:: Instruction ::
Report each line of the data that has "JSON" somewhere in it.

:: Material ::
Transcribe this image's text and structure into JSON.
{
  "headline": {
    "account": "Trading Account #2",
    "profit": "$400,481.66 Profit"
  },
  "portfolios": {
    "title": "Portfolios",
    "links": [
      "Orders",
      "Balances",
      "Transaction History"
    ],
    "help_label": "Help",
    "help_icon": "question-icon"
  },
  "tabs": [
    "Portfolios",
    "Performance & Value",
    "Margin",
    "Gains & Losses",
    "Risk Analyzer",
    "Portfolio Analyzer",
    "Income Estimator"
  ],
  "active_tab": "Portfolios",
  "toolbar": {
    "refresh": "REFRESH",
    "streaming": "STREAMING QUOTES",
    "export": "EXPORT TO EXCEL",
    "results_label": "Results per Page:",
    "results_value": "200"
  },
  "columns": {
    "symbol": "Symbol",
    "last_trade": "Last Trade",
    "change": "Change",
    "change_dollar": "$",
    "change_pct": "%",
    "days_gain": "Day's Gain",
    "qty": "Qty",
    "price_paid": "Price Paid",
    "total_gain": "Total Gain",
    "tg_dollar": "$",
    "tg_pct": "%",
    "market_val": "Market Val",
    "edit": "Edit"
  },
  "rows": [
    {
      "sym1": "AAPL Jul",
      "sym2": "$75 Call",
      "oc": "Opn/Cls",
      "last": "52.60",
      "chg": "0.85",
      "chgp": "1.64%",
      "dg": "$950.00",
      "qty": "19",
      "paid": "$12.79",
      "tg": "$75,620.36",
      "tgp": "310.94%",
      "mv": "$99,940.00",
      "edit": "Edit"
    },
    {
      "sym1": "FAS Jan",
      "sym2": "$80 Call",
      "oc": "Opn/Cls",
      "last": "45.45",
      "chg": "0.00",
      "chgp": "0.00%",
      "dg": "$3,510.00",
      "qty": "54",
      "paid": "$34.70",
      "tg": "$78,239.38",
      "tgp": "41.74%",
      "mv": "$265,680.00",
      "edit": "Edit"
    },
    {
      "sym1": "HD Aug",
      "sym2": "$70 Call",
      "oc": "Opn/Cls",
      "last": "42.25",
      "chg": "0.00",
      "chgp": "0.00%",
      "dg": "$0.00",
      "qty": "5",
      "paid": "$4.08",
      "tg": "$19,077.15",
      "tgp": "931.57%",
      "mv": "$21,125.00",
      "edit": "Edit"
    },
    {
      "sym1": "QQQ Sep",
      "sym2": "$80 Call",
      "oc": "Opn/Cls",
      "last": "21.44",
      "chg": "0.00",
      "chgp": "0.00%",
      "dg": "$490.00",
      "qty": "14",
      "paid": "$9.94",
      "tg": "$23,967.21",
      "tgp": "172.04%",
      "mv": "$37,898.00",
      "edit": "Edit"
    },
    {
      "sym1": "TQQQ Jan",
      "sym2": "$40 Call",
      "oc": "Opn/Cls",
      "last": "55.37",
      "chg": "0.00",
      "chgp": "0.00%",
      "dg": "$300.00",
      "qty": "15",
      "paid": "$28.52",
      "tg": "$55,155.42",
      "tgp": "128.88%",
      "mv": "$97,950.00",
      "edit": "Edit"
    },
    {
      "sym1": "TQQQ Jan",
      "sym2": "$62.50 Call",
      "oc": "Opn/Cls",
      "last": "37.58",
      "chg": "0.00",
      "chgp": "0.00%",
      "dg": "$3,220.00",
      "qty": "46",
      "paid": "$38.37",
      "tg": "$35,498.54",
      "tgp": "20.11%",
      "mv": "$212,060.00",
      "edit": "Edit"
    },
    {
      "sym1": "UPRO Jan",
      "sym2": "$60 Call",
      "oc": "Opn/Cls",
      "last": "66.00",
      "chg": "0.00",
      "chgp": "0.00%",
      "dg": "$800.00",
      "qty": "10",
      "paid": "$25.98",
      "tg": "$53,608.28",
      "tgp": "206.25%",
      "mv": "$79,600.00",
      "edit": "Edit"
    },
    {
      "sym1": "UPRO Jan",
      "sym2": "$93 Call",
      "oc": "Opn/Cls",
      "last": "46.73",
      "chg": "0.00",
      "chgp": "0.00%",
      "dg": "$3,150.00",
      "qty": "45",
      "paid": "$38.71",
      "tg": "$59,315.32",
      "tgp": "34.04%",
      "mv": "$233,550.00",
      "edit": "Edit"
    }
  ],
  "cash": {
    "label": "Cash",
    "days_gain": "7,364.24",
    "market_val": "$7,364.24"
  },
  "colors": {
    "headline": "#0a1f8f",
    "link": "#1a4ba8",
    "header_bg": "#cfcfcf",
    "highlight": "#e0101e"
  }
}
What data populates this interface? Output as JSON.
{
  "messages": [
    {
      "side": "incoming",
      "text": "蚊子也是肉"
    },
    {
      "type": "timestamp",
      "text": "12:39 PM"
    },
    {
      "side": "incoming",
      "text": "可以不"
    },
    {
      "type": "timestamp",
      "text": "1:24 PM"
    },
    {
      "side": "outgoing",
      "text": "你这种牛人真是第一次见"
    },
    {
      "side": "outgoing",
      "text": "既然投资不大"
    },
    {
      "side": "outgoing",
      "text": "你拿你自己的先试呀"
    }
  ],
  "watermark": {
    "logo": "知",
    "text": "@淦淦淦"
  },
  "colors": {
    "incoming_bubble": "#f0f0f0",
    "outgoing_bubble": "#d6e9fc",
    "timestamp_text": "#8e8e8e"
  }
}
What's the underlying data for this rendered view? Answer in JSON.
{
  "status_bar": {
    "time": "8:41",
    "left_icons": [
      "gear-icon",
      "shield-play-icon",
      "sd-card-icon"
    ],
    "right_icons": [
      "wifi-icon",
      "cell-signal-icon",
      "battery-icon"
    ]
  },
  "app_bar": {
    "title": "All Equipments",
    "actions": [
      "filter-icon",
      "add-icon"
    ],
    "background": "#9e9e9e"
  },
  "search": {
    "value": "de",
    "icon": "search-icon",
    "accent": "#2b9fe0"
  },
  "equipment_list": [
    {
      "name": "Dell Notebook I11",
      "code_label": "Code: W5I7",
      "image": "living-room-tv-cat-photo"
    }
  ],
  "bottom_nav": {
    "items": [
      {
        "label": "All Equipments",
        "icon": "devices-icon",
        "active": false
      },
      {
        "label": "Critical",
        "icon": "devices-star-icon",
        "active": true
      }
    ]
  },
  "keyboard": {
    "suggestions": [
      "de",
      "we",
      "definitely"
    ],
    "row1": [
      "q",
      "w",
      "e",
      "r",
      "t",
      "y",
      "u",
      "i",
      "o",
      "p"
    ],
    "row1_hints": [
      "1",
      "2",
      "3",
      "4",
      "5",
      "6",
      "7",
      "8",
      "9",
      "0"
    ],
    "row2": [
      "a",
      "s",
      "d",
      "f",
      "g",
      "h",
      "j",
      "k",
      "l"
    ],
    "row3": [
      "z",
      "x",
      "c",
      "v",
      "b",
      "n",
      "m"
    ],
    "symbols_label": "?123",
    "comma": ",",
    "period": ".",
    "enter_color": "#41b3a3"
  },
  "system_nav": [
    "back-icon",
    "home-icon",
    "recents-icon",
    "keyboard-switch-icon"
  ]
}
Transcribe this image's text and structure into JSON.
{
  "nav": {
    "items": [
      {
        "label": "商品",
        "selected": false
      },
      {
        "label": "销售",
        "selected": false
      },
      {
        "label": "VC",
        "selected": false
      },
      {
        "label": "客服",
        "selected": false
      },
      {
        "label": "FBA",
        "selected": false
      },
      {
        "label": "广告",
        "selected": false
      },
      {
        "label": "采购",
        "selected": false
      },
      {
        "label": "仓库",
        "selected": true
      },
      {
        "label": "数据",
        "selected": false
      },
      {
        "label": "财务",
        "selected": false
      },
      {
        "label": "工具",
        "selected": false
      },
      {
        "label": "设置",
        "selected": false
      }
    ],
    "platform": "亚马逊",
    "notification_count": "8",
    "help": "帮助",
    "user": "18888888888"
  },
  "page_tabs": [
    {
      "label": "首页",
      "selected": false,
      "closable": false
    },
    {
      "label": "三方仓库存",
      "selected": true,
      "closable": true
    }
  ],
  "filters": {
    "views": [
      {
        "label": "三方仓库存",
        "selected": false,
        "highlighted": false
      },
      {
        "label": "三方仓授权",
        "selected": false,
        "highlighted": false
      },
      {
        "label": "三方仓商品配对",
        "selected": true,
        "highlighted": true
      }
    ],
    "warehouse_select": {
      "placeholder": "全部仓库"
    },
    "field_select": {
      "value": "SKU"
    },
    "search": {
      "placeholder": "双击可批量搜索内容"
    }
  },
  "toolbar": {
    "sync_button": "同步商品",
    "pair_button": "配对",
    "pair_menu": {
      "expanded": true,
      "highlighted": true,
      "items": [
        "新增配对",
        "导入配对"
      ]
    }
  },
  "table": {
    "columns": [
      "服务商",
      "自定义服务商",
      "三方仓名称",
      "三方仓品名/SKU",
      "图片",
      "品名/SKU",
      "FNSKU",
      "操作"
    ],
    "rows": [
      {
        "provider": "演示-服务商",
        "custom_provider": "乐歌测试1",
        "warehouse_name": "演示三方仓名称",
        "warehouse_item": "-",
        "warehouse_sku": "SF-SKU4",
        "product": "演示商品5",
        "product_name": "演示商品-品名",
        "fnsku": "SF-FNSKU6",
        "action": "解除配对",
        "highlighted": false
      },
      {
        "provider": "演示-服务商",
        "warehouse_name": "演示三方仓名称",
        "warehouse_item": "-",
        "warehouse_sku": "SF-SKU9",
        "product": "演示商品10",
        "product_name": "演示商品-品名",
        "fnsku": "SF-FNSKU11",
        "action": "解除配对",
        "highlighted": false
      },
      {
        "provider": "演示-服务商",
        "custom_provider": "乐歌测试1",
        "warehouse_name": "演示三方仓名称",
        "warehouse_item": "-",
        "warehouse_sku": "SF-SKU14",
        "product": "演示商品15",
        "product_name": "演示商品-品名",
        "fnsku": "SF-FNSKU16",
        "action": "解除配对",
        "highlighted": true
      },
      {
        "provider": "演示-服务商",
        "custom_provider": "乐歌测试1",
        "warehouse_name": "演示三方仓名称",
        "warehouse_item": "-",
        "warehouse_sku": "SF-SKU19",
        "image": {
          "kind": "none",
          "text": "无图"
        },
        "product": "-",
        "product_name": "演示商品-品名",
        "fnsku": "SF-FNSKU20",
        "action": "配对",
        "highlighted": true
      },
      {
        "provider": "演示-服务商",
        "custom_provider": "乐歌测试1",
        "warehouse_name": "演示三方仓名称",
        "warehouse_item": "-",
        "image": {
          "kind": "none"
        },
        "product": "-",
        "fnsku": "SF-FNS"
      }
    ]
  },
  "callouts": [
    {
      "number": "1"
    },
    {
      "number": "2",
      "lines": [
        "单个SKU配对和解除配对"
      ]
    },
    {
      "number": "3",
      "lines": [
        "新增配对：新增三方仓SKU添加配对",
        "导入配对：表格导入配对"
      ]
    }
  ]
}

:: Exercise result ::
Transcribe this image's text and structure into JSON.
What data populates this interface? Output as JSON.
What's the underlying data for this rendered view? Answer in JSON.
Transcribe this image's text and structure into JSON.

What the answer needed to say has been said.